══ Passage shown ══

Matt Tyler

Posted on Apr 22, 2020 • Originally published at mechanicalrock.github.io

Serverless With 100% Less Lambda

#javascript #aws #tutorial #beginners

Please reach out to me on Twitter @MatthewTyler13 if you have any questions!

Introduction

It often comes as a surprise to many developers that you don't actually need lambda when building certain kinds of API's with API Gateway. Many simple CRUD applications don't need it at all and can get away with service integrations to DynamoDB. In doing so, you no longer need to pay for the cost of a lambda execution, or incur additional latency from needing to invoke a lambda function. If all your lambda function does is store data in DynamoDB, you probably don't need that lambda function. The serverless express guestbook application that I've been using as an example is a good case study in this. In a previous installment, we implemented X-Ray tracing and noticed that storing and retrieving comments from S3 is quite slow. Let's refactor that to use DynamoDB, and remove the lambda functions in the process!

All code for this tutorial is available here. Aside from the tools required from previous installments (The AWS SAM CLI), it will help to have Postman installed to exercise the API later.

Database Design

Let's begin by designing the DynamoDB table. Theses are the following access patterns I want to cover;

I want users to be able to post comments.

This will logically require a field to hold author and message data.
I want users to be able to delete their own comments.

This means I will need a way to uniquely identify a particular comment, via an ID field.
I want to be able to list comments by user, most recent comments first.

This will require some sort of time field.
I want to able to list all comments, most recent comments first.

This adds nothing new field-wise (or does it?), but it may influence our indexing.

I've settled on the following fields/indexes

pk: This is the partition key - and I will store author data in this.
sk: This is the sort key - and I will store the comment ID in this field. Together, these two fields uniquely identify every comment in the database, and allow me to CRUD a particular comment
m: This field will contain the comment message.

═══

Repeat word for word the part of the serverless DynamoDB tutorial from "This will require" to "data in this.".

══ Source excerpt ══

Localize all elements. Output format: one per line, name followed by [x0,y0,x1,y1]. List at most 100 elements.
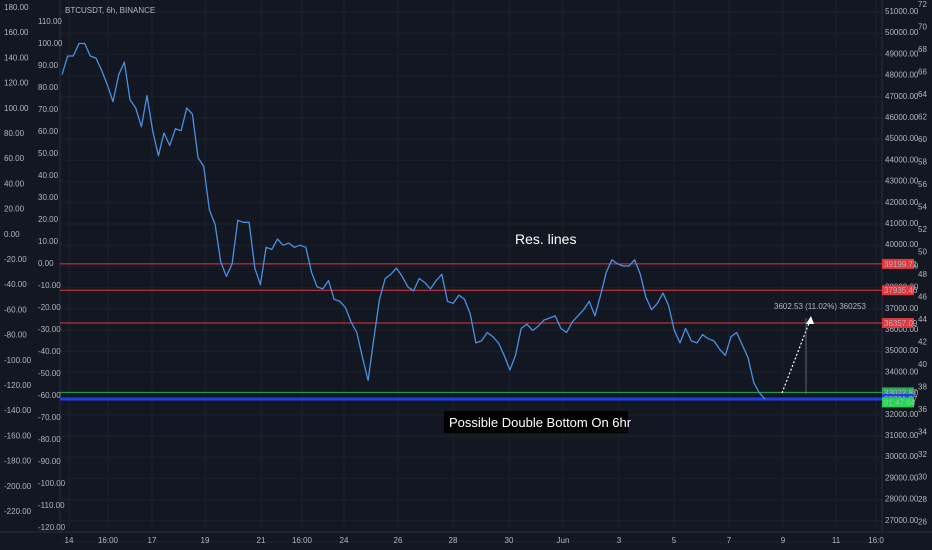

═══

- Problem solution
This will require some sort of time field.
I want to able to list all comments, most recent comments first.

This adds nothing new field-wise (or does it?), but it may influence our indexing.

I've settled on the following fields/indexes

pk: This is the partition key - and I will store author data in this.